Challenge:
Track down each line that has the word "PROGRAMA" and copy it.

Listed records:
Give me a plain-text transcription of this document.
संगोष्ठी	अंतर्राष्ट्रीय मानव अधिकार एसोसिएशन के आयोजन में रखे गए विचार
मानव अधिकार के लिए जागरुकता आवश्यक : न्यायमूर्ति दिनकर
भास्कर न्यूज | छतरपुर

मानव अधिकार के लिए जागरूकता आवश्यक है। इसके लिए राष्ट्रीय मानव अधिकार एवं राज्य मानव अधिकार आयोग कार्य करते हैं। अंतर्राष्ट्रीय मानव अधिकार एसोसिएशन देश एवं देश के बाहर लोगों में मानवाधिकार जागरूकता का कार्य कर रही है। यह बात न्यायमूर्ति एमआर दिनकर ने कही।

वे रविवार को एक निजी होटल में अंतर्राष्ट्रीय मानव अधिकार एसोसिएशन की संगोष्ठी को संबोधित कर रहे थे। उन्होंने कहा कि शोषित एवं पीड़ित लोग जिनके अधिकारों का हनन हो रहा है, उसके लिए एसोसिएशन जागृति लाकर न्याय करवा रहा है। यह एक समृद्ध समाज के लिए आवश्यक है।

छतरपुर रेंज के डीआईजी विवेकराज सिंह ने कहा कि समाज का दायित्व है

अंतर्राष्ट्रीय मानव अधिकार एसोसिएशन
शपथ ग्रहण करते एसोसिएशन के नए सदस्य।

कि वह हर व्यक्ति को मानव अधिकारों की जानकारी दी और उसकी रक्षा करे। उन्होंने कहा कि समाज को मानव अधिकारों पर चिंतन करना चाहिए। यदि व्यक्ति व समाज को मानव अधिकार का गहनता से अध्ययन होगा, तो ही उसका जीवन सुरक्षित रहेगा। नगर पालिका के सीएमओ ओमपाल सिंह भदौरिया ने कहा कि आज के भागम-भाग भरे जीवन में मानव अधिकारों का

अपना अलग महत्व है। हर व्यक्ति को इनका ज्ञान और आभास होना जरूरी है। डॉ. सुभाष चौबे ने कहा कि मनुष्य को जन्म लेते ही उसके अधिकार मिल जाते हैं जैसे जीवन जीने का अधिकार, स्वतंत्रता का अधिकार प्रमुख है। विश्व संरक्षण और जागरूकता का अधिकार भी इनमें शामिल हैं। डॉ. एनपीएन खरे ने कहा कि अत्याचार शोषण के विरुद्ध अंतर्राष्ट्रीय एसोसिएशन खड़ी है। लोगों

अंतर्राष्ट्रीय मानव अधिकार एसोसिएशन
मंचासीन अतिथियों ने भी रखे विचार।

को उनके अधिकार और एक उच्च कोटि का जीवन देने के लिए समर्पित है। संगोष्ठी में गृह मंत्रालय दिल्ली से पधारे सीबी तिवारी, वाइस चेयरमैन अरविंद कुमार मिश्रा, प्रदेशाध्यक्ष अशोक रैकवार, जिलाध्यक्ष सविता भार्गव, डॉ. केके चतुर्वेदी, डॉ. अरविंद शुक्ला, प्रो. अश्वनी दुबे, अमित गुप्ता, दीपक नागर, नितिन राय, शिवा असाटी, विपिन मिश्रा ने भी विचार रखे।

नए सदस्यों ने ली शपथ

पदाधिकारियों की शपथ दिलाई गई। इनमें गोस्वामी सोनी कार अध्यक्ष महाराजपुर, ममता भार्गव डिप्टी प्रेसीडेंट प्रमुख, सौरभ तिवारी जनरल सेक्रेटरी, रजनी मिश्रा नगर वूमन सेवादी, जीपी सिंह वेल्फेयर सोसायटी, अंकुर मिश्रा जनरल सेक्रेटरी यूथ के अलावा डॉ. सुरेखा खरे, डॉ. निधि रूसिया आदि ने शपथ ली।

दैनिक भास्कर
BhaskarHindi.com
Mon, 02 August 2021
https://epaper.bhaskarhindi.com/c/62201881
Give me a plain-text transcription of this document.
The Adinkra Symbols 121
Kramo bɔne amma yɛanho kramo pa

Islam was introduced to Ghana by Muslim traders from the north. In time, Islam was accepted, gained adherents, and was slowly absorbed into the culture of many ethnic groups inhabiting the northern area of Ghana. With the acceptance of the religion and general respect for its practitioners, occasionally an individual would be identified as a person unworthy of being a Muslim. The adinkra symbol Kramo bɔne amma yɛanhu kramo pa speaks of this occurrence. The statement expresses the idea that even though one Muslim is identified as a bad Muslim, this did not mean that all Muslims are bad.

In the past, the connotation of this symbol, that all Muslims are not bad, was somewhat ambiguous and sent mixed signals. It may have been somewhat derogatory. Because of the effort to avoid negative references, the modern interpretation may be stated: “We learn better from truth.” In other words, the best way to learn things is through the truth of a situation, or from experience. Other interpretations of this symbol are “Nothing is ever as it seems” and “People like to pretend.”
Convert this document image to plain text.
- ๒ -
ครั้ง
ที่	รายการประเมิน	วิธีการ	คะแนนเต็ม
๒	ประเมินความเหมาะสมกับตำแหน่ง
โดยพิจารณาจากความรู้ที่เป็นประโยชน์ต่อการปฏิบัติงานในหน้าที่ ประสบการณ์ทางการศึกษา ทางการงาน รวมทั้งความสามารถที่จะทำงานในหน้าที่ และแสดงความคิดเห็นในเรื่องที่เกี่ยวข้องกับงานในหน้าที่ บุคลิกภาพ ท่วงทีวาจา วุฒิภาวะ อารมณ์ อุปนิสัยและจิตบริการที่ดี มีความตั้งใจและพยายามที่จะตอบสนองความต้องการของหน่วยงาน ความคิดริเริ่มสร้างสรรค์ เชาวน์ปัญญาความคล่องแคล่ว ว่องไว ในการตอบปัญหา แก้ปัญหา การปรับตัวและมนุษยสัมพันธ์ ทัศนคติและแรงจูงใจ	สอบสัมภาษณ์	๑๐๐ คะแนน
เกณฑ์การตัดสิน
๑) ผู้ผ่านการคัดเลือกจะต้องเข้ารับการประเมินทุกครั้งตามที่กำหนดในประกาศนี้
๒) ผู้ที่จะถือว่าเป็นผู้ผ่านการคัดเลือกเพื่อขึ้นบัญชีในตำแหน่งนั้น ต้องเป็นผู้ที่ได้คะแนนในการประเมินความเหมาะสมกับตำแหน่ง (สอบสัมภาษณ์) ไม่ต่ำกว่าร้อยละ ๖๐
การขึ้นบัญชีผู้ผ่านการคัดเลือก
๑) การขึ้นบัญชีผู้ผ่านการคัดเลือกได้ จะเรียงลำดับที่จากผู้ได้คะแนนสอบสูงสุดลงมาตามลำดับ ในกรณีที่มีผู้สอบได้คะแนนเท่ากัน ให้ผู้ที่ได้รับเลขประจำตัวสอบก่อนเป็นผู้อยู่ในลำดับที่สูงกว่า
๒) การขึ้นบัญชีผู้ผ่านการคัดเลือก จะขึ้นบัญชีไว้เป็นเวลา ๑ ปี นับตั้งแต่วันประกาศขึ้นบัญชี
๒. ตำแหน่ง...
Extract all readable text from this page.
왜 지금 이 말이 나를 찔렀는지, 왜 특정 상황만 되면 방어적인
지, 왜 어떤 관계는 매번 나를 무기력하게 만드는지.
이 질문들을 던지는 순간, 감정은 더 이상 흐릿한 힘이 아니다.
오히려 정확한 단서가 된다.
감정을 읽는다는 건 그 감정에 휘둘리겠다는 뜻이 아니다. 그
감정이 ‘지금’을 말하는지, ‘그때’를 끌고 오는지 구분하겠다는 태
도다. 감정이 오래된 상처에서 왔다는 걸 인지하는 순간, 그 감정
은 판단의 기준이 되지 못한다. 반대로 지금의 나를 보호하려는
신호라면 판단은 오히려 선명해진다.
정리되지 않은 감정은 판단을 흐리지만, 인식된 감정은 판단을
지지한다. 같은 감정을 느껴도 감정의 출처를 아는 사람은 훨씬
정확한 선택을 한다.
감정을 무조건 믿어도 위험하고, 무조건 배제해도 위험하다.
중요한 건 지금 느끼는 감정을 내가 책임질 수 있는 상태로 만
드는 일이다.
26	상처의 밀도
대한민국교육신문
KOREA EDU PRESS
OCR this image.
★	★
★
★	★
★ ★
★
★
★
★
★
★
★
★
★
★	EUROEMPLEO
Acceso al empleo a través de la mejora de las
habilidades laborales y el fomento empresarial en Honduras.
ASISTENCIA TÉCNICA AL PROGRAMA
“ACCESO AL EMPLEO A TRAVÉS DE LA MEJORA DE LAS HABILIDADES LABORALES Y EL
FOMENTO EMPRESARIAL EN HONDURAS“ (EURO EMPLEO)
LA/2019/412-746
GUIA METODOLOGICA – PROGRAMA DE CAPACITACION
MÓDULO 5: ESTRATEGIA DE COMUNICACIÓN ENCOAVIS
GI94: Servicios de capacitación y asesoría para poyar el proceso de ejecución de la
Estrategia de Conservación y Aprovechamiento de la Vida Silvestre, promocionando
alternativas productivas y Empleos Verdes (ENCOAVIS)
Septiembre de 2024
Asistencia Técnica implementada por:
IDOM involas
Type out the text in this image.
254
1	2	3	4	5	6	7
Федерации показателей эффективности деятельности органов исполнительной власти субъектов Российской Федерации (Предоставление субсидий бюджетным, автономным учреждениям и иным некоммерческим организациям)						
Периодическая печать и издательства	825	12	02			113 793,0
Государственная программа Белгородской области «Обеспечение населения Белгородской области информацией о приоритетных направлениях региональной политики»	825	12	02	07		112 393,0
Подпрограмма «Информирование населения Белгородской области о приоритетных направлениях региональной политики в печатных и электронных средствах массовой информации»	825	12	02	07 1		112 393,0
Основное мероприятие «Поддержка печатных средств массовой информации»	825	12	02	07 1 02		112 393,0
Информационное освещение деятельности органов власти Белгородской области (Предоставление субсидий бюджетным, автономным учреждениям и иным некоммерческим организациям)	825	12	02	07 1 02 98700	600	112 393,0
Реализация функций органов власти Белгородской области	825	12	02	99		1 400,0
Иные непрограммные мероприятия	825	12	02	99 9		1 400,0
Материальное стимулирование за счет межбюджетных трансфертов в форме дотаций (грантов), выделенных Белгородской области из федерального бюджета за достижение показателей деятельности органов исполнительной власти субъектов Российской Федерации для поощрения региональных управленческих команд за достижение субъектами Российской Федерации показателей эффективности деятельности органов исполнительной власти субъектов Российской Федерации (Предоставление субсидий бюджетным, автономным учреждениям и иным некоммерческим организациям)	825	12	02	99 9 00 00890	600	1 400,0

Answer to the task:
ASISTENCIA TÉCNICA AL PROGRAMA
GUIA METODOLOGICA – PROGRAMA DE CAPACITACION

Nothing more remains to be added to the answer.